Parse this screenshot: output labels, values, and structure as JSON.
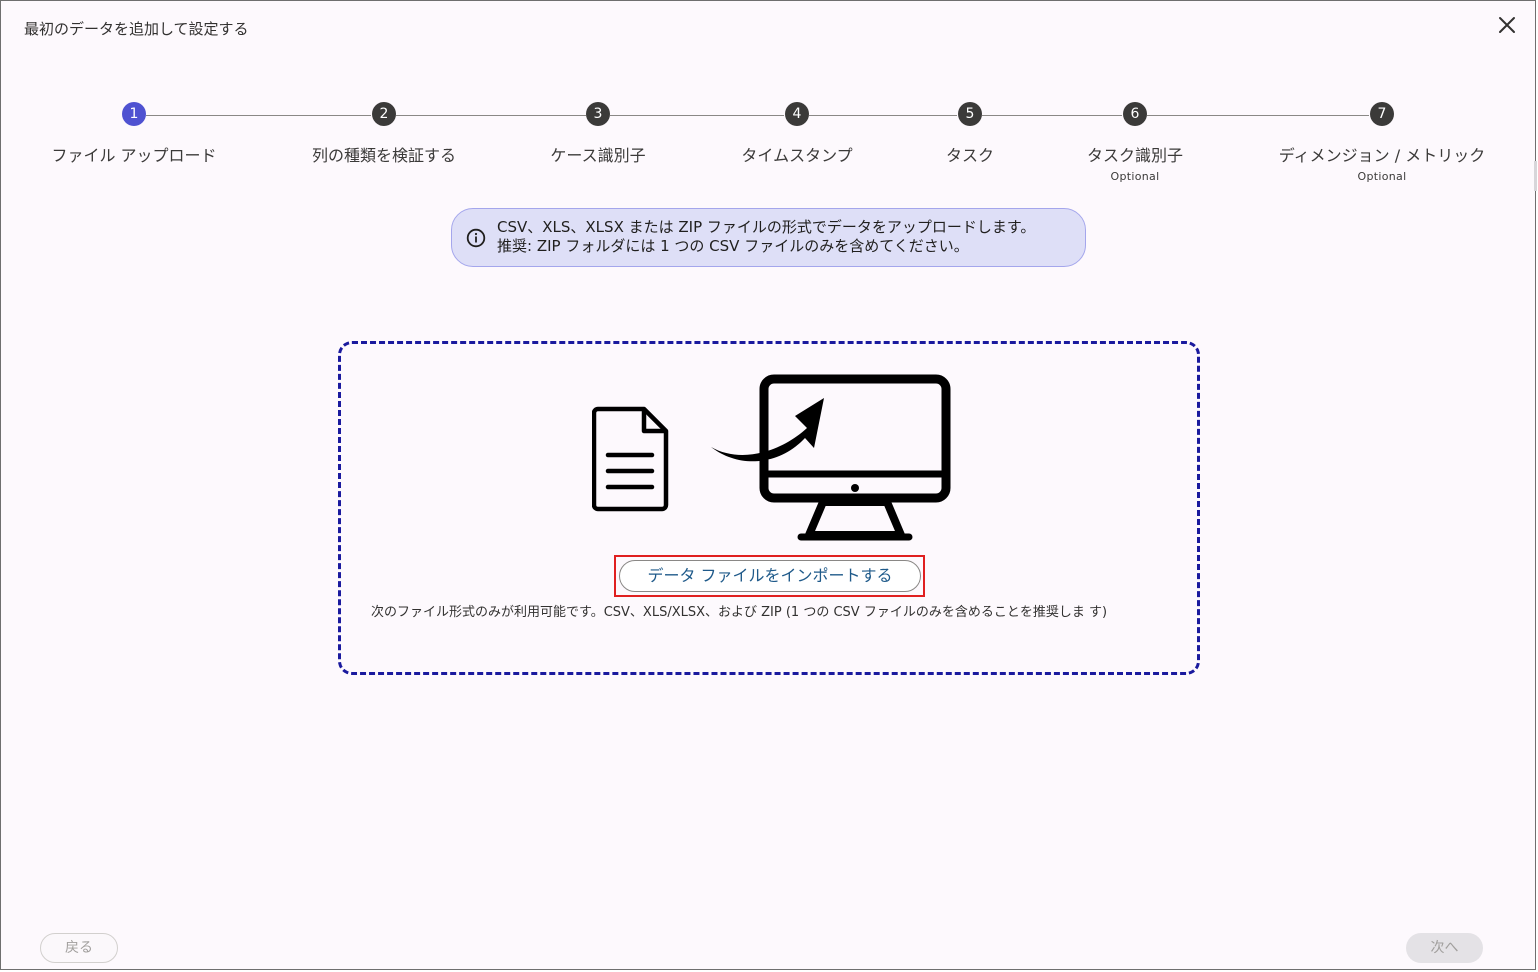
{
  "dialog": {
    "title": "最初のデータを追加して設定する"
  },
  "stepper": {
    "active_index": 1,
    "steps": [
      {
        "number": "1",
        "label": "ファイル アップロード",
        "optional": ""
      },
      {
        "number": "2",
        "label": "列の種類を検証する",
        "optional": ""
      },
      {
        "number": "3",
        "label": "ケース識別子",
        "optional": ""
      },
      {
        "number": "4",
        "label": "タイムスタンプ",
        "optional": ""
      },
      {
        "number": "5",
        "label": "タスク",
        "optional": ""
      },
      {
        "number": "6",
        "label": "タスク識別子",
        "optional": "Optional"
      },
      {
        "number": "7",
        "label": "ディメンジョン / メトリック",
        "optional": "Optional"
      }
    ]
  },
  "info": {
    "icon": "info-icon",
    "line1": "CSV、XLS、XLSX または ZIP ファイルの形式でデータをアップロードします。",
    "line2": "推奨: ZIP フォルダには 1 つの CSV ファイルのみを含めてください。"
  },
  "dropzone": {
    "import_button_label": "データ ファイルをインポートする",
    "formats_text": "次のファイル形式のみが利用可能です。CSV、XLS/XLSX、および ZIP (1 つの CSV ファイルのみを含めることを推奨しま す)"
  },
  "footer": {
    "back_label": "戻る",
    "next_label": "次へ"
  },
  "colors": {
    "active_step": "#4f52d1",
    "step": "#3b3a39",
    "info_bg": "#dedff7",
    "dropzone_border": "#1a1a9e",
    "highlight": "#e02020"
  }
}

------------------------

## GOAL
Leave out every line without the string "XLSX" and copy the rest.

## EXPECTED ANSWER
    "line1": "CSV、XLS、XLSX または ZIP ファイルの形式でデータをアップロードします。",
    "formats_text": "次のファイル形式のみが利用可能です。CSV、XLS/XLSX、および ZIP (1 つの CSV ファイルのみを含めることを推奨しま す)"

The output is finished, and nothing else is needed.